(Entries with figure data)

-.-.-

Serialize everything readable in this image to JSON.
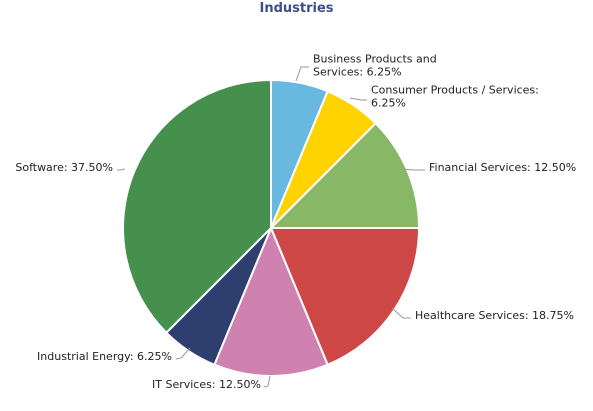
{
  "chart_data": {
    "type": "pie",
    "title": "Industries",
    "slices": [
      {
        "label": "Business Products and Services",
        "label_lines": [
          "Business Products and",
          "Services: 6.25%"
        ],
        "value": 6.25,
        "color": "#68b8df"
      },
      {
        "label": "Consumer Products / Services",
        "label_lines": [
          "Consumer Products / Services:",
          "6.25%"
        ],
        "value": 6.25,
        "color": "#ffd300"
      },
      {
        "label": "Financial Services",
        "label_lines": [
          "Financial Services: 12.50%"
        ],
        "value": 12.5,
        "color": "#87b866"
      },
      {
        "label": "Healthcare Services",
        "label_lines": [
          "Healthcare Services: 18.75%"
        ],
        "value": 18.75,
        "color": "#cc4746"
      },
      {
        "label": "IT Services",
        "label_lines": [
          "IT Services: 12.50%"
        ],
        "value": 12.5,
        "color": "#cf82b0"
      },
      {
        "label": "Industrial Energy",
        "label_lines": [
          "Industrial Energy: 6.25%"
        ],
        "value": 6.25,
        "color": "#2d3e6f"
      },
      {
        "label": "Software",
        "label_lines": [
          "Software: 37.50%"
        ],
        "value": 37.5,
        "color": "#46904d"
      }
    ]
  }
}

-.-.-

▶ _Job_: Using the material above, retype each entry exactly and omit the pictures.

▶ _Reply to the task_:
Serialize everything readable in this image to JSON.
{
  "chart_data": {
    "type": "pie",
    "title": "Industries",
    "slices": [
      {
        "label": "Business Products and Services",
        "label_lines": [
          "Business Products and",
          "Services: 6.25%"
        ],
        "value": 6.25,
        "color": "#68b8df"
      },
      {
        "label": "Consumer Products / Services",
        "label_lines": [
          "Consumer Products / Services:",
          "6.25%"
        ],
        "value": 6.25,
        "color": "#ffd300"
      },
      {
        "label": "Financial Services",
        "label_lines": [
          "Financial Services: 12.50%"
        ],
        "value": 12.5,
        "color": "#87b866"
      },
      {
        "label": "Healthcare Services",
        "label_lines": [
          "Healthcare Services: 18.75%"
        ],
        "value": 18.75,
        "color": "#cc4746"
      },
      {
        "label": "IT Services",
        "label_lines": [
          "IT Services: 12.50%"
        ],
        "value": 12.5,
        "color": "#cf82b0"
      },
      {
        "label": "Industrial Energy",
        "label_lines": [
          "Industrial Energy: 6.25%"
        ],
        "value": 6.25,
        "color": "#2d3e6f"
      },
      {
        "label": "Software",
        "label_lines": [
          "Software: 37.50%"
        ],
        "value": 37.5,
        "color": "#46904d"
      }
    ]
  }
}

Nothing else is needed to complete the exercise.